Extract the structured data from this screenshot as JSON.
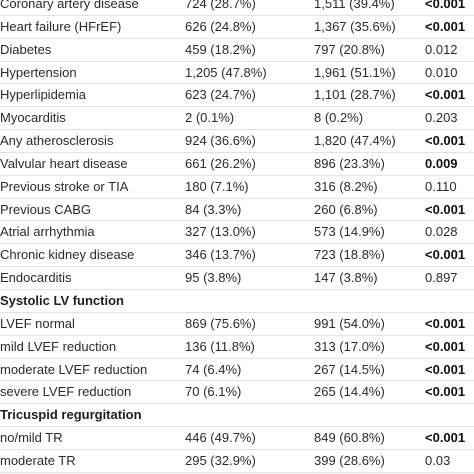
{
  "rows": [
    {
      "type": "data",
      "label": "Coronary artery disease",
      "g1": "724 (28.7%)",
      "g2": "1,511 (39.4%)",
      "p": "<0.001",
      "p_bold": true
    },
    {
      "type": "data",
      "label": "Heart failure (HFrEF)",
      "g1": "626 (24.8%)",
      "g2": "1,367 (35.6%)",
      "p": "<0.001",
      "p_bold": true
    },
    {
      "type": "data",
      "label": "Diabetes",
      "g1": "459 (18.2%)",
      "g2": "797 (20.8%)",
      "p": "0.012",
      "p_bold": false
    },
    {
      "type": "data",
      "label": "Hypertension",
      "g1": "1,205 (47.8%)",
      "g2": "1,961 (51.1%)",
      "p": "0.010",
      "p_bold": false
    },
    {
      "type": "data",
      "label": "Hyperlipidemia",
      "g1": "623 (24.7%)",
      "g2": "1,101 (28.7%)",
      "p": "<0.001",
      "p_bold": true
    },
    {
      "type": "data",
      "label": "Myocarditis",
      "g1": "2 (0.1%)",
      "g2": "8 (0.2%)",
      "p": "0.203",
      "p_bold": false
    },
    {
      "type": "data",
      "label": "Any atherosclerosis",
      "g1": "924 (36.6%)",
      "g2": "1,820 (47.4%)",
      "p": "<0.001",
      "p_bold": true
    },
    {
      "type": "data",
      "label": "Valvular heart disease",
      "g1": "661 (26.2%)",
      "g2": "896 (23.3%)",
      "p": "0.009",
      "p_bold": true
    },
    {
      "type": "data",
      "label": "Previous stroke or TIA",
      "g1": "180 (7.1%)",
      "g2": "316 (8.2%)",
      "p": "0.110",
      "p_bold": false
    },
    {
      "type": "data",
      "label": "Previous CABG",
      "g1": "84 (3.3%)",
      "g2": "260 (6.8%)",
      "p": "<0.001",
      "p_bold": true
    },
    {
      "type": "data",
      "label": "Atrial arrhythmia",
      "g1": "327 (13.0%)",
      "g2": "573 (14.9%)",
      "p": "0.028",
      "p_bold": false
    },
    {
      "type": "data",
      "label": "Chronic kidney disease",
      "g1": "346 (13.7%)",
      "g2": "723 (18.8%)",
      "p": "<0.001",
      "p_bold": true
    },
    {
      "type": "data",
      "label": "Endocarditis",
      "g1": "95 (3.8%)",
      "g2": "147 (3.8%)",
      "p": "0.897",
      "p_bold": false
    },
    {
      "type": "section",
      "label": "Systolic LV function"
    },
    {
      "type": "data",
      "label": "LVEF normal",
      "g1": "869 (75.6%)",
      "g2": "991 (54.0%)",
      "p": "<0.001",
      "p_bold": true
    },
    {
      "type": "data",
      "label": "mild LVEF reduction",
      "g1": "136 (11.8%)",
      "g2": "313 (17.0%)",
      "p": "<0.001",
      "p_bold": true
    },
    {
      "type": "data",
      "label": "moderate LVEF reduction",
      "g1": "74 (6.4%)",
      "g2": "267 (14.5%)",
      "p": "<0.001",
      "p_bold": true
    },
    {
      "type": "data",
      "label": "severe LVEF reduction",
      "g1": "70 (6.1%)",
      "g2": "265 (14.4%)",
      "p": "<0.001",
      "p_bold": true
    },
    {
      "type": "section",
      "label": "Tricuspid regurgitation"
    },
    {
      "type": "data",
      "label": "no/mild TR",
      "g1": "446 (49.7%)",
      "g2": "849 (60.8%)",
      "p": "<0.001",
      "p_bold": true
    },
    {
      "type": "data",
      "label": "moderate TR",
      "g1": "295 (32.9%)",
      "g2": "399 (28.6%)",
      "p": "0.03",
      "p_bold": false
    }
  ]
}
+++++
# AIM OF THE TASK
Say how many lines in the entries contain the string "disease", and say nothing else.

# FULL RESPONSE
3